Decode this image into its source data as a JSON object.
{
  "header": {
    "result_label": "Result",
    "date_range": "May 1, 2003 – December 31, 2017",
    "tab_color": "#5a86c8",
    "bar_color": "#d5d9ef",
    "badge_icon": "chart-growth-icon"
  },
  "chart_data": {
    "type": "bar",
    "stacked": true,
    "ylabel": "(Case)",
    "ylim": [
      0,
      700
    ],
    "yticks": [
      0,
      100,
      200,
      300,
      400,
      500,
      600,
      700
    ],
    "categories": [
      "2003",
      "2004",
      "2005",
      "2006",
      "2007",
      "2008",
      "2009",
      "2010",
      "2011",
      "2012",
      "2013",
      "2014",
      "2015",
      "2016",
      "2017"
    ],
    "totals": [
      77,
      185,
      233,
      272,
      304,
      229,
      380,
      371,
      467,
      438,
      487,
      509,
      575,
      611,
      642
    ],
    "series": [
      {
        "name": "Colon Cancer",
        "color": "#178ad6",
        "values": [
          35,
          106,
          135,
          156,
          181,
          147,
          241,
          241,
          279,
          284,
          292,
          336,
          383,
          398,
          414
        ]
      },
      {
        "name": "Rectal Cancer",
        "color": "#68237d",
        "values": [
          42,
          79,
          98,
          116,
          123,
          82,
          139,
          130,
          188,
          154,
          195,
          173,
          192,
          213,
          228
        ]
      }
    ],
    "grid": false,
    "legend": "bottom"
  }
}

============

◆ To do
State how many lines hold the word "Cancer". The number is the whole answer.

◆ Result of the exercise
2